== Data provided ==
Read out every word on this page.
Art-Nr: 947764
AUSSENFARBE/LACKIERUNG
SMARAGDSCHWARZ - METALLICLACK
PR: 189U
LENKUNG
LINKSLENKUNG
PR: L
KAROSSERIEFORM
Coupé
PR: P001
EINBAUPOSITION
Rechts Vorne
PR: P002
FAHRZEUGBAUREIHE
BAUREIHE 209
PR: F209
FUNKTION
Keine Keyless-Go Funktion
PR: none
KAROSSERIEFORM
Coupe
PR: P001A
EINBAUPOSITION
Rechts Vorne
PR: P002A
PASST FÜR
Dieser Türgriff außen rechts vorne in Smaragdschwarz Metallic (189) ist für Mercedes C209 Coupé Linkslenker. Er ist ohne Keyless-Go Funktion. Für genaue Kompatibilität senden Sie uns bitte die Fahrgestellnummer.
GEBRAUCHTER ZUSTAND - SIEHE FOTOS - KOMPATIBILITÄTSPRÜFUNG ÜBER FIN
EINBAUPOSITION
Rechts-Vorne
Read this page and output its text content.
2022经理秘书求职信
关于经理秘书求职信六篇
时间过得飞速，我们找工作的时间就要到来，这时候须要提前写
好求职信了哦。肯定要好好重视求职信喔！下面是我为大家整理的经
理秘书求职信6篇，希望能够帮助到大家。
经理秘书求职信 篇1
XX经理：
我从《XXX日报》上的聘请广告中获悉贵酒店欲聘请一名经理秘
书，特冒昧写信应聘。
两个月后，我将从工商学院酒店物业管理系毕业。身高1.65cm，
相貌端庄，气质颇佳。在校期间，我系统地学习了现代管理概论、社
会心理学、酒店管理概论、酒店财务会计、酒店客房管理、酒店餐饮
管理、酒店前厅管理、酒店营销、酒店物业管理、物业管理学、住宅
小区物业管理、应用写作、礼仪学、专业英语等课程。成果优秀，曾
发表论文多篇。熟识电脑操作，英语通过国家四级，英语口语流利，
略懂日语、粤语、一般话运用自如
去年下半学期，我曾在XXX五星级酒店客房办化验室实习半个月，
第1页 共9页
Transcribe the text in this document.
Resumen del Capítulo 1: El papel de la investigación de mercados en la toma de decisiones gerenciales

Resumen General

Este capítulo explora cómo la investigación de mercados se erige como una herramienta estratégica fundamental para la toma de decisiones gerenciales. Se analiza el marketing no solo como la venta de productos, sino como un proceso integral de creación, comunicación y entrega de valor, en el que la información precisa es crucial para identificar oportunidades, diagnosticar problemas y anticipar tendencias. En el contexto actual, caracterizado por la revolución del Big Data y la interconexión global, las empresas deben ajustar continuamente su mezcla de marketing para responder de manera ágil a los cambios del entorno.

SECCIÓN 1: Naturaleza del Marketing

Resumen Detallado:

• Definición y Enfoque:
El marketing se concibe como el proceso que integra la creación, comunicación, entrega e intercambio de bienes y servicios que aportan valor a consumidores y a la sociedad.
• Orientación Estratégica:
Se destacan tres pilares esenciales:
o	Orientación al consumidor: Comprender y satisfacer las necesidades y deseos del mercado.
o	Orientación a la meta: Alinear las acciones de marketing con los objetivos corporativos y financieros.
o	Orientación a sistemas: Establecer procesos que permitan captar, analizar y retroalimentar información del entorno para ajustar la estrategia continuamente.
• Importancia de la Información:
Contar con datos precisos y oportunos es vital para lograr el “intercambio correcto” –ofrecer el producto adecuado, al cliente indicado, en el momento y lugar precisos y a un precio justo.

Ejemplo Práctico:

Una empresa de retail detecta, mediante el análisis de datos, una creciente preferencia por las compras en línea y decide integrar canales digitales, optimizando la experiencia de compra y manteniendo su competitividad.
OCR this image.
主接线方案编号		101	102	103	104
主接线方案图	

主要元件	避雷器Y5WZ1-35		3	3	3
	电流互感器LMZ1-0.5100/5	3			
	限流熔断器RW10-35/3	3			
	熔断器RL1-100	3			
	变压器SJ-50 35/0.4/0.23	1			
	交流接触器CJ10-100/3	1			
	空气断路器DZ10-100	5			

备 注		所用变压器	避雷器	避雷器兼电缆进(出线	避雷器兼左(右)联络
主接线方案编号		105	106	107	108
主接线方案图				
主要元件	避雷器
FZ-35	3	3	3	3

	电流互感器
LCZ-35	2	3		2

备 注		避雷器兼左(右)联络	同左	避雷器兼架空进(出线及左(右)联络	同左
===
- Job: Each line of the material above must be retyped precisely.

- Result of the exercise:
Read out every word on this page.
Art-Nr: 947764
AUSSENFARBE/LACKIERUNG
SMARAGDSCHWARZ - METALLICLACK
PR: 189U
LENKUNG
LINKSLENKUNG
PR: L
KAROSSERIEFORM
Coupé
PR: P001
EINBAUPOSITION
Rechts Vorne
PR: P002
FAHRZEUGBAUREIHE
BAUREIHE 209
PR: F209
FUNKTION
Keine Keyless-Go Funktion
PR: none
KAROSSERIEFORM
Coupe
PR: P001A
EINBAUPOSITION
Rechts Vorne
PR: P002A
PASST FÜR
Dieser Türgriff außen rechts vorne in Smaragdschwarz Metallic (189) ist für Mercedes C209 Coupé Linkslenker. Er ist ohne Keyless-Go Funktion. Für genaue Kompatibilität senden Sie uns bitte die Fahrgestellnummer.
GEBRAUCHTER ZUSTAND - SIEHE FOTOS - KOMPATIBILITÄTSPRÜFUNG ÜBER FIN
EINBAUPOSITION
Rechts-Vorne
Read this page and output its text content.
2022经理秘书求职信
关于经理秘书求职信六篇
时间过得飞速，我们找工作的时间就要到来，这时候须要提前写
好求职信了哦。肯定要好好重视求职信喔！下面是我为大家整理的经
理秘书求职信6篇，希望能够帮助到大家。
经理秘书求职信 篇1
XX经理：
我从《XXX日报》上的聘请广告中获悉贵酒店欲聘请一名经理秘
书，特冒昧写信应聘。
两个月后，我将从工商学院酒店物业管理系毕业。身高1.65cm，
相貌端庄，气质颇佳。在校期间，我系统地学习了现代管理概论、社
会心理学、酒店管理概论、酒店财务会计、酒店客房管理、酒店餐饮
管理、酒店前厅管理、酒店营销、酒店物业管理、物业管理学、住宅
小区物业管理、应用写作、礼仪学、专业英语等课程。成果优秀，曾
发表论文多篇。熟识电脑操作，英语通过国家四级，英语口语流利，
略懂日语、粤语、一般话运用自如
去年下半学期，我曾在XXX五星级酒店客房办化验室实习半个月，
第1页 共9页
Transcribe the text in this document.
Resumen del Capítulo 1: El papel de la investigación de mercados en la toma de decisiones gerenciales

Resumen General

Este capítulo explora cómo la investigación de mercados se erige como una herramienta estratégica fundamental para la toma de decisiones gerenciales. Se analiza el marketing no solo como la venta de productos, sino como un proceso integral de creación, comunicación y entrega de valor, en el que la información precisa es crucial para identificar oportunidades, diagnosticar problemas y anticipar tendencias. En el contexto actual, caracterizado por la revolución del Big Data y la interconexión global, las empresas deben ajustar continuamente su mezcla de marketing para responder de manera ágil a los cambios del entorno.

SECCIÓN 1: Naturaleza del Marketing

Resumen Detallado:

• Definición y Enfoque:
El marketing se concibe como el proceso que integra la creación, comunicación, entrega e intercambio de bienes y servicios que aportan valor a consumidores y a la sociedad.
• Orientación Estratégica:
Se destacan tres pilares esenciales:
o	Orientación al consumidor: Comprender y satisfacer las necesidades y deseos del mercado.
o	Orientación a la meta: Alinear las acciones de marketing con los objetivos corporativos y financieros.
o	Orientación a sistemas: Establecer procesos que permitan captar, analizar y retroalimentar información del entorno para ajustar la estrategia continuamente.
• Importancia de la Información:
Contar con datos precisos y oportunos es vital para lograr el “intercambio correcto” –ofrecer el producto adecuado, al cliente indicado, en el momento y lugar precisos y a un precio justo.

Ejemplo Práctico:

Una empresa de retail detecta, mediante el análisis de datos, una creciente preferencia por las compras en línea y decide integrar canales digitales, optimizando la experiencia de compra y manteniendo su competitividad.
OCR this image.
主接线方案编号		101	102	103	104
主接线方案图	

主要元件	避雷器Y5WZ1-35		3	3	3
	电流互感器LMZ1-0.5100/5	3			
	限流熔断器RW10-35/3	3			
	熔断器RL1-100	3			
	变压器SJ-50 35/0.4/0.23	1			
	交流接触器CJ10-100/3	1			
	空气断路器DZ10-100	5			

备 注		所用变压器	避雷器	避雷器兼电缆进(出线	避雷器兼左(右)联络
主接线方案编号		105	106	107	108
主接线方案图				
主要元件	避雷器
FZ-35	3	3	3	3

	电流互感器
LCZ-35	2	3		2

备 注		避雷器兼左(右)联络	同左	避雷器兼架空进(出线及左(右)联络	同左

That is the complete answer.